> **What to work on**
Please retype the records below exactly, leaving out any pictures.
▬▬▬▬▬▬▬▬▬▬
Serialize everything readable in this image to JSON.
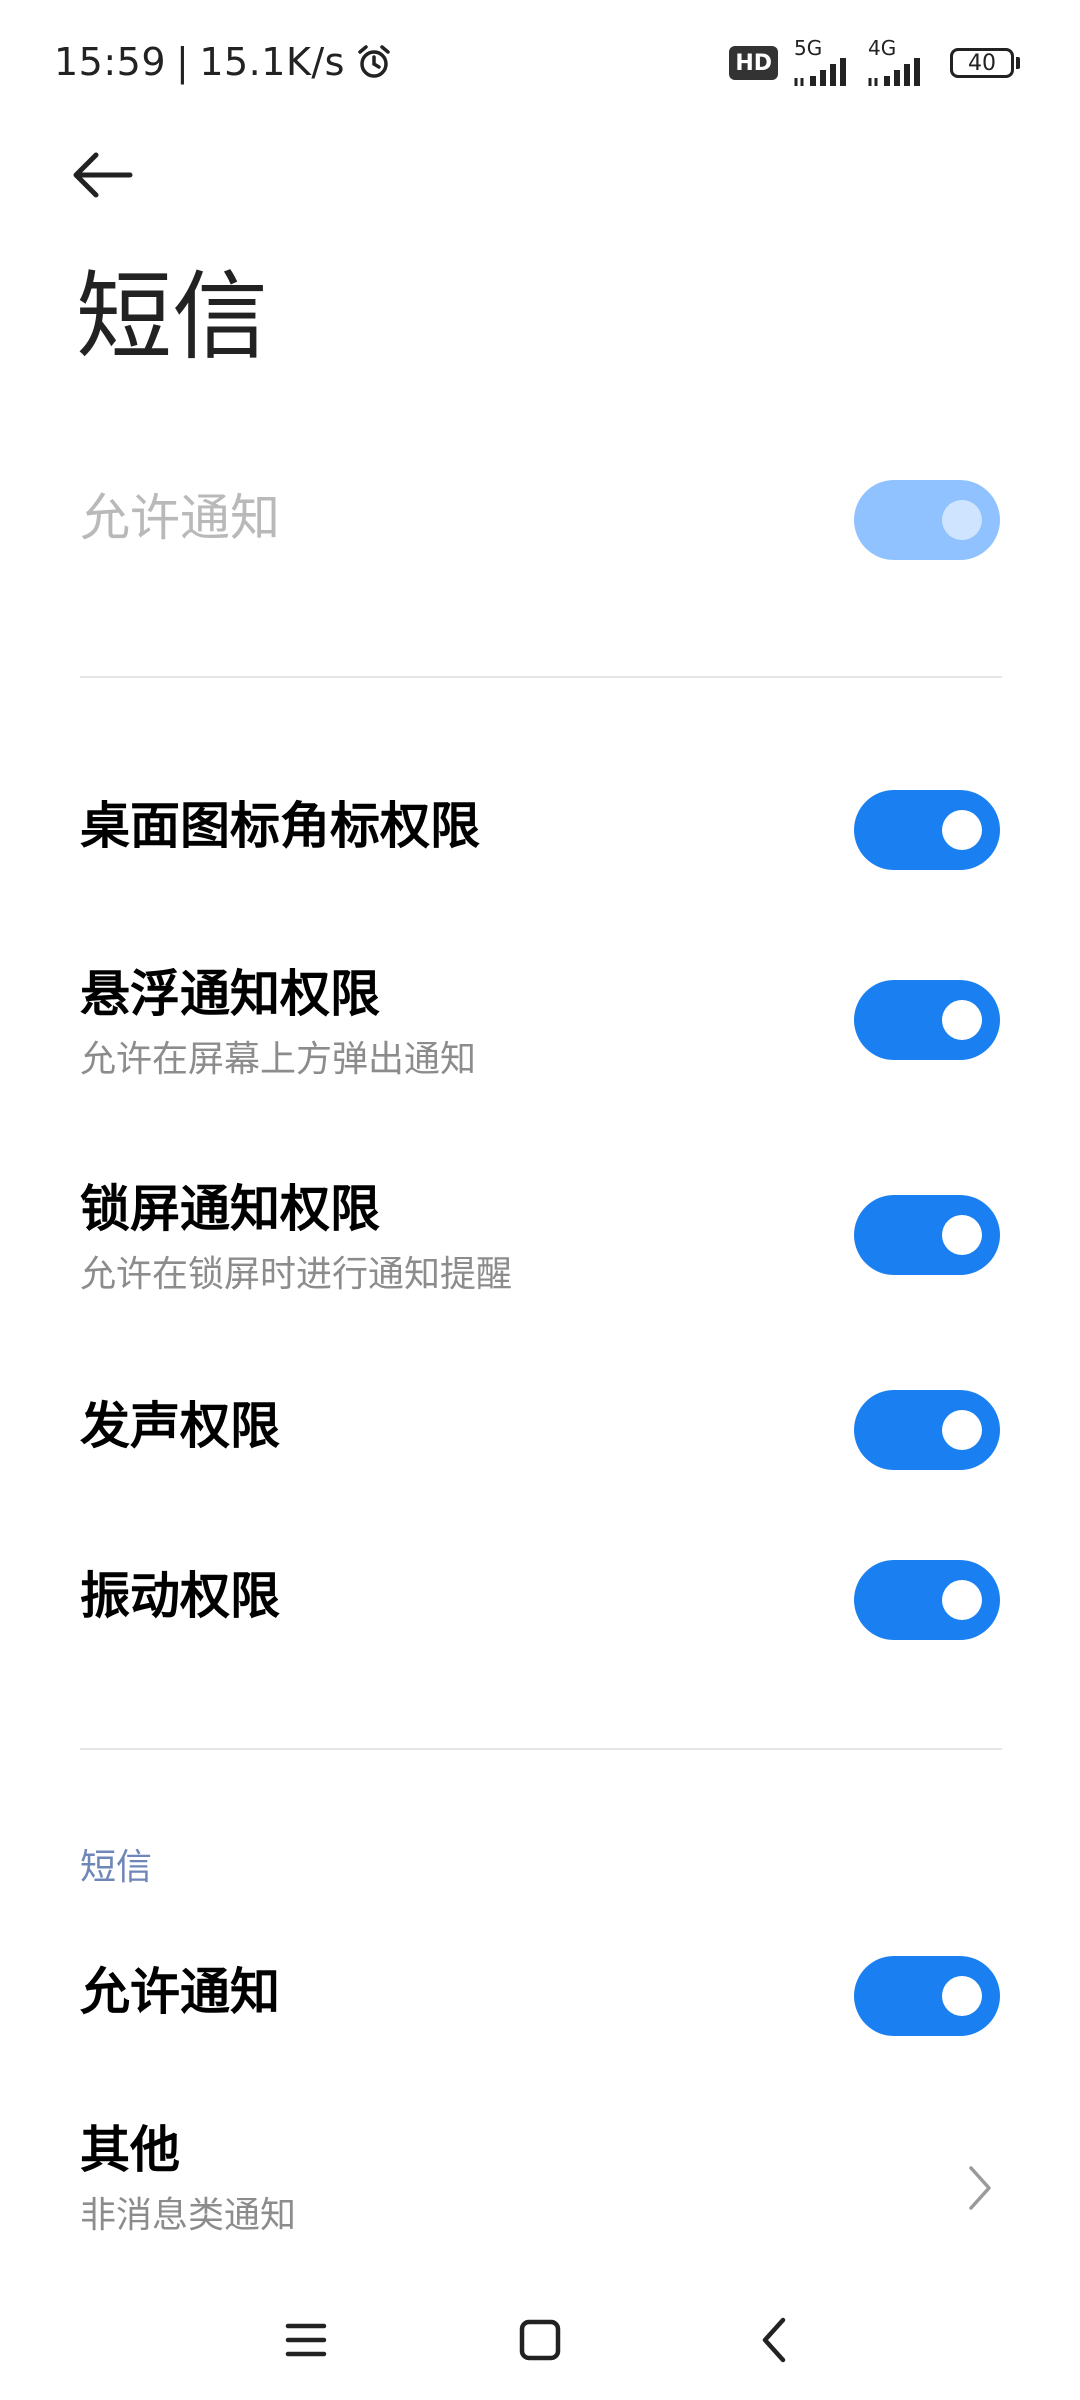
{
  "status_bar": {
    "time": "15:59",
    "separator": "|",
    "speed": "15.1K/s",
    "hd_label": "HD",
    "net1_label": "5G",
    "net2_label": "4G",
    "battery": "40",
    "icons": [
      "alarm-icon",
      "signal-5g-icon",
      "signal-4g-icon",
      "battery-icon"
    ]
  },
  "header": {
    "back_icon": "back-arrow-icon",
    "title": "短信"
  },
  "settings": {
    "allow_notifications_master": {
      "label": "允许通知",
      "enabled": false,
      "on": true
    },
    "items": [
      {
        "title": "桌面图标角标权限",
        "subtitle": "",
        "on": true
      },
      {
        "title": "悬浮通知权限",
        "subtitle": "允许在屏幕上方弹出通知",
        "on": true
      },
      {
        "title": "锁屏通知权限",
        "subtitle": "允许在锁屏时进行通知提醒",
        "on": true
      },
      {
        "title": "发声权限",
        "subtitle": "",
        "on": true
      },
      {
        "title": "振动权限",
        "subtitle": "",
        "on": true
      }
    ]
  },
  "channel_section": {
    "header": "短信",
    "allow": {
      "title": "允许通知",
      "on": true
    },
    "other": {
      "title": "其他",
      "subtitle": "非消息类通知"
    }
  },
  "nav_bar": {
    "icons": [
      "menu-icon",
      "home-icon",
      "back-icon"
    ]
  },
  "colors": {
    "accent": "#1a7ff0",
    "accent_disabled": "#90c2ff",
    "section_header": "#6f86b8",
    "divider": "#e6e6e6"
  }
}
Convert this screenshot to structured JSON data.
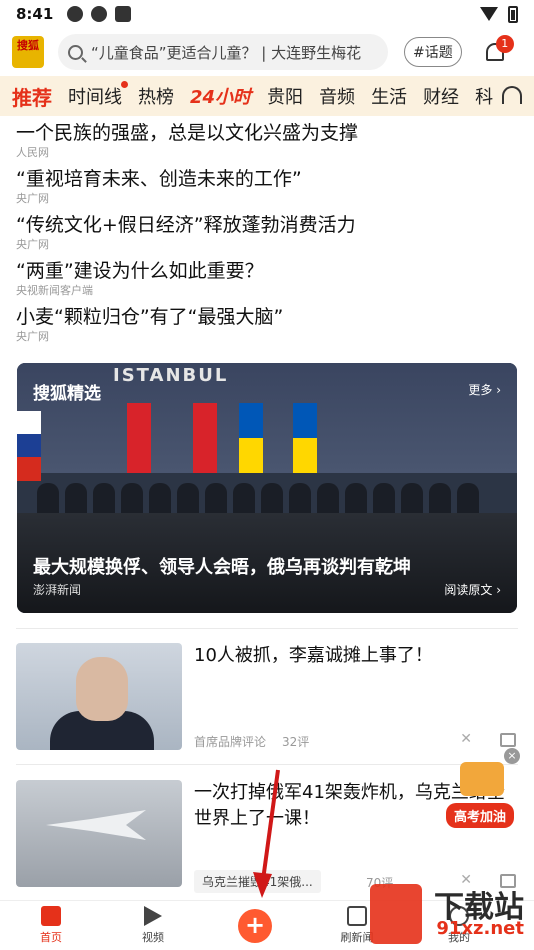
{
  "status_bar": {
    "time": "8:41"
  },
  "header": {
    "logo_text": "搜狐",
    "search_placeholder": "“儿童食品”更适合儿童？ | 大连野生梅花",
    "topic_label": "#话题",
    "notification_count": "1"
  },
  "tabs": [
    {
      "label": "推荐"
    },
    {
      "label": "时间线"
    },
    {
      "label": "热榜"
    },
    {
      "label": "24小时"
    },
    {
      "label": "贵阳"
    },
    {
      "label": "音频"
    },
    {
      "label": "生活"
    },
    {
      "label": "财经"
    },
    {
      "label": "科"
    }
  ],
  "headlines": [
    {
      "title": "一个民族的强盛，总是以文化兴盛为支撑",
      "source": "人民网"
    },
    {
      "title": "“重视培育未来、创造未来的工作”",
      "source": "央广网"
    },
    {
      "title": "“传统文化+假日经济”释放蓬勃消费活力",
      "source": "央广网"
    },
    {
      "title": "“两重”建设为什么如此重要？",
      "source": "央视新闻客户端"
    },
    {
      "title": "小麦“颗粒归仓”有了“最强大脑”",
      "source": "央广网"
    }
  ],
  "featured": {
    "tag": "搜狐精选",
    "more": "更多 ›",
    "image_text": "ISTANBUL",
    "title": "最大规模换俘、领导人会晤，俄乌再谈判有乾坤",
    "source": "澎湃新闻",
    "read_original": "阅读原文 ›"
  },
  "news": [
    {
      "title": "10人被抓，李嘉诚摊上事了！",
      "source": "首席品牌评论",
      "comments": "32评"
    },
    {
      "title": "一次打掉俄军41架轰炸机，乌克兰给全世界上了一课！",
      "related": "乌克兰摧毁41架俄...",
      "comments": "70评"
    }
  ],
  "float_ad": {
    "label": "高考加油",
    "close": "×"
  },
  "bottom_nav": [
    {
      "label": "首页"
    },
    {
      "label": "视频"
    },
    {
      "label": "+"
    },
    {
      "label": "刷新闻"
    },
    {
      "label": "我的"
    }
  ],
  "watermark": {
    "main": "下载站",
    "sub": "91xz.net"
  },
  "colors": {
    "accent": "#e5311a",
    "tab_bg": "#fbf1df"
  }
}
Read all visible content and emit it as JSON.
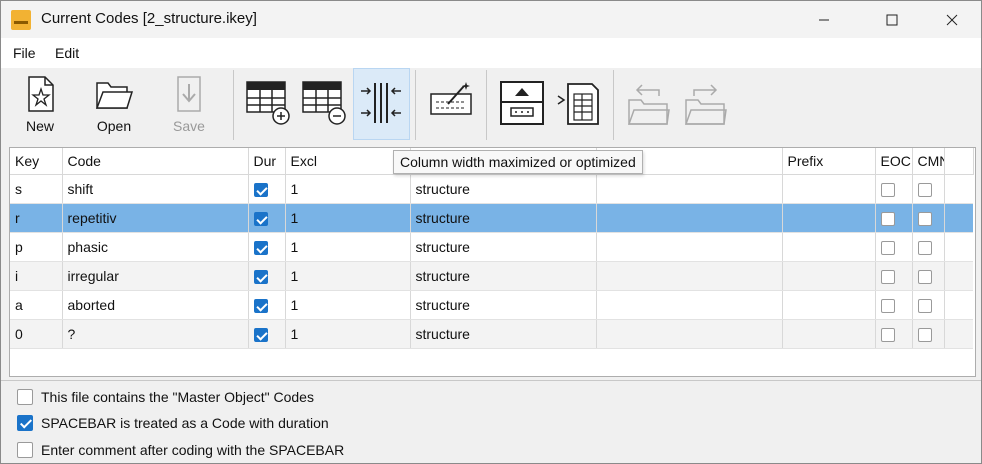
{
  "window": {
    "title": "Current Codes [2_structure.ikey]",
    "minimize_icon": "minimize-icon",
    "maximize_icon": "maximize-icon",
    "close_icon": "close-icon"
  },
  "menu": {
    "file": "File",
    "edit": "Edit"
  },
  "toolbar": {
    "new_label": "New",
    "open_label": "Open",
    "save_label": "Save",
    "add_column_icon": "table-add-icon",
    "remove_column_icon": "table-remove-icon",
    "column_width_icon": "column-width-icon",
    "wand_icon": "magic-wand-icon",
    "device_icon": "device-icon",
    "list_icon": "list-icon",
    "undo_icon": "folder-undo-icon",
    "redo_icon": "folder-redo-icon"
  },
  "tooltip": "Column width maximized or optimized",
  "grid": {
    "headers": [
      "Key",
      "Code",
      "Dur",
      "Excl",
      "",
      "",
      "Prefix",
      "EOC",
      "CMN"
    ],
    "rows": [
      {
        "key": "s",
        "code": "shift",
        "dur": true,
        "excl": "1",
        "class": "structure",
        "eoc": false,
        "cmn": false
      },
      {
        "key": "r",
        "code": "repetitiv",
        "dur": true,
        "excl": "1",
        "class": "structure",
        "eoc": false,
        "cmn": false
      },
      {
        "key": "p",
        "code": "phasic",
        "dur": true,
        "excl": "1",
        "class": "structure",
        "eoc": false,
        "cmn": false
      },
      {
        "key": "i",
        "code": "irregular",
        "dur": true,
        "excl": "1",
        "class": "structure",
        "eoc": false,
        "cmn": false
      },
      {
        "key": "a",
        "code": "aborted",
        "dur": true,
        "excl": "1",
        "class": "structure",
        "eoc": false,
        "cmn": false
      },
      {
        "key": "0",
        "code": "?",
        "dur": true,
        "excl": "1",
        "class": "structure",
        "eoc": false,
        "cmn": false
      }
    ],
    "selected_row": 1
  },
  "options": {
    "master_object": {
      "label": "This file contains the \"Master Object\" Codes",
      "checked": false
    },
    "spacebar_duration": {
      "label": "SPACEBAR is treated as a Code with duration",
      "checked": true
    },
    "comment_after": {
      "label": "Enter comment after coding with the SPACEBAR",
      "checked": false
    }
  },
  "colors": {
    "selection": "#79b3e6",
    "checkbox": "#1a73c9",
    "icon_bg": "#f2b233"
  }
}
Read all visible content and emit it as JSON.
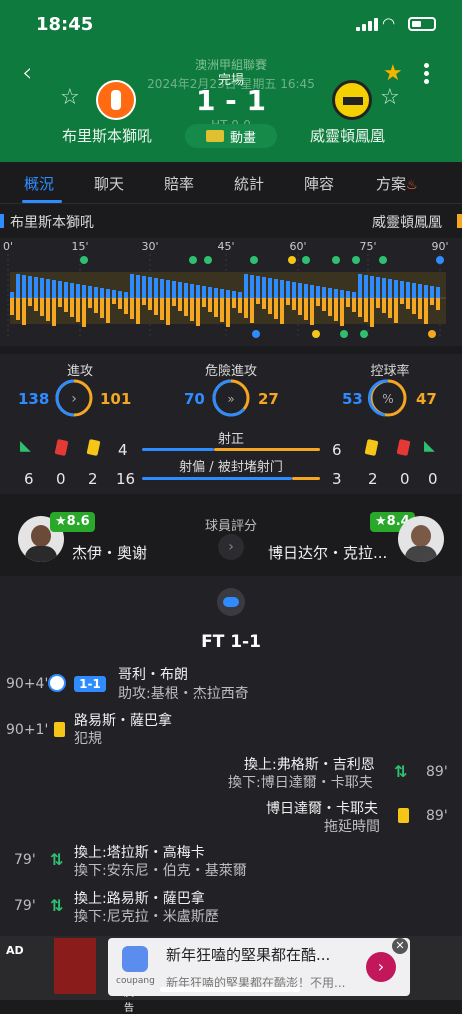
▬▬▬▬▬▬▬▬▬▬
> **Solution to the problem**
Serialize everything readable in this image to JSON.
{
  "status_bar": {
    "time": "15:59",
    "separator": "|",
    "speed": "15.1K/s",
    "hd_label": "HD",
    "net1_label": "5G",
    "net2_label": "4G",
    "battery": "40",
    "icons": [
      "alarm-icon",
      "signal-5g-icon",
      "signal-4g-icon",
      "battery-icon"
    ]
  },
  "header": {
    "back_icon": "back-arrow-icon",
    "title": "短信"
  },
  "settings": {
    "allow_notifications_master": {
      "label": "允许通知",
      "enabled": false,
      "on": true
    },
    "items": [
      {
        "title": "桌面图标角标权限",
        "subtitle": "",
        "on": true
      },
      {
        "title": "悬浮通知权限",
        "subtitle": "允许在屏幕上方弹出通知",
        "on": true
      },
      {
        "title": "锁屏通知权限",
        "subtitle": "允许在锁屏时进行通知提醒",
        "on": true
      },
      {
        "title": "发声权限",
        "subtitle": "",
        "on": true
      },
      {
        "title": "振动权限",
        "subtitle": "",
        "on": true
      }
    ]
  },
  "channel_section": {
    "header": "短信",
    "allow": {
      "title": "允许通知",
      "on": true
    },
    "other": {
      "title": "其他",
      "subtitle": "非消息类通知"
    }
  },
  "nav_bar": {
    "icons": [
      "menu-icon",
      "home-icon",
      "back-icon"
    ]
  },
  "colors": {
    "accent": "#1a7ff0",
    "accent_disabled": "#90c2ff",
    "section_header": "#6f86b8",
    "divider": "#e6e6e6"
  }
}
Convert this screenshot to structured JSON data.
{
  "status_bar": {
    "time": "8:41"
  },
  "header": {
    "logo_text": "搜狐",
    "search_placeholder": "“儿童食品”更适合儿童？ | 大连野生梅花",
    "topic_label": "#话题",
    "notification_count": "1"
  },
  "tabs": [
    {
      "label": "推荐"
    },
    {
      "label": "时间线"
    },
    {
      "label": "热榜"
    },
    {
      "label": "24小时"
    },
    {
      "label": "贵阳"
    },
    {
      "label": "音频"
    },
    {
      "label": "生活"
    },
    {
      "label": "财经"
    },
    {
      "label": "科"
    }
  ],
  "headlines": [
    {
      "title": "一个民族的强盛，总是以文化兴盛为支撑",
      "source": "人民网"
    },
    {
      "title": "“重视培育未来、创造未来的工作”",
      "source": "央广网"
    },
    {
      "title": "“传统文化+假日经济”释放蓬勃消费活力",
      "source": "央广网"
    },
    {
      "title": "“两重”建设为什么如此重要？",
      "source": "央视新闻客户端"
    },
    {
      "title": "小麦“颗粒归仓”有了“最强大脑”",
      "source": "央广网"
    }
  ],
  "featured": {
    "tag": "搜狐精选",
    "more": "更多 ›",
    "image_text": "ISTANBUL",
    "title": "最大规模换俘、领导人会晤，俄乌再谈判有乾坤",
    "source": "澎湃新闻",
    "read_original": "阅读原文 ›"
  },
  "news": [
    {
      "title": "10人被抓，李嘉诚摊上事了！",
      "source": "首席品牌评论",
      "comments": "32评"
    },
    {
      "title": "一次打掉俄军41架轰炸机，乌克兰给全世界上了一课！",
      "related": "乌克兰摧毁41架俄...",
      "comments": "70评"
    }
  ],
  "float_ad": {
    "label": "高考加油",
    "close": "×"
  },
  "bottom_nav": [
    {
      "label": "首页"
    },
    {
      "label": "视频"
    },
    {
      "label": "+"
    },
    {
      "label": "刷新闻"
    },
    {
      "label": "我的"
    }
  ],
  "watermark": {
    "main": "下载站",
    "sub": "91xz.net"
  },
  "colors": {
    "accent": "#e5311a",
    "tab_bg": "#fbf1df"
  }
}
Read all visible content and emit it as JSON.
{
  "window": {
    "title": "Current Codes [2_structure.ikey]",
    "minimize_icon": "minimize-icon",
    "maximize_icon": "maximize-icon",
    "close_icon": "close-icon"
  },
  "menu": {
    "file": "File",
    "edit": "Edit"
  },
  "toolbar": {
    "new_label": "New",
    "open_label": "Open",
    "save_label": "Save",
    "add_column_icon": "table-add-icon",
    "remove_column_icon": "table-remove-icon",
    "column_width_icon": "column-width-icon",
    "wand_icon": "magic-wand-icon",
    "device_icon": "device-icon",
    "list_icon": "list-icon",
    "undo_icon": "folder-undo-icon",
    "redo_icon": "folder-redo-icon"
  },
  "tooltip": "Column width maximized or optimized",
  "grid": {
    "headers": [
      "Key",
      "Code",
      "Dur",
      "Excl",
      "",
      "",
      "Prefix",
      "EOC",
      "CMN"
    ],
    "rows": [
      {
        "key": "s",
        "code": "shift",
        "dur": true,
        "excl": "1",
        "class": "structure",
        "eoc": false,
        "cmn": false
      },
      {
        "key": "r",
        "code": "repetitiv",
        "dur": true,
        "excl": "1",
        "class": "structure",
        "eoc": false,
        "cmn": false
      },
      {
        "key": "p",
        "code": "phasic",
        "dur": true,
        "excl": "1",
        "class": "structure",
        "eoc": false,
        "cmn": false
      },
      {
        "key": "i",
        "code": "irregular",
        "dur": true,
        "excl": "1",
        "class": "structure",
        "eoc": false,
        "cmn": false
      },
      {
        "key": "a",
        "code": "aborted",
        "dur": true,
        "excl": "1",
        "class": "structure",
        "eoc": false,
        "cmn": false
      },
      {
        "key": "0",
        "code": "?",
        "dur": true,
        "excl": "1",
        "class": "structure",
        "eoc": false,
        "cmn": false
      }
    ],
    "selected_row": 1
  },
  "options": {
    "master_object": {
      "label": "This file contains the \"Master Object\" Codes",
      "checked": false
    },
    "spacebar_duration": {
      "label": "SPACEBAR is treated as a Code with duration",
      "checked": true
    },
    "comment_after": {
      "label": "Enter comment after coding with the SPACEBAR",
      "checked": false
    }
  },
  "colors": {
    "selection": "#79b3e6",
    "checkbox": "#1a73c9",
    "icon_bg": "#f2b233"
  }
}
Read all visible content and emit it as JSON.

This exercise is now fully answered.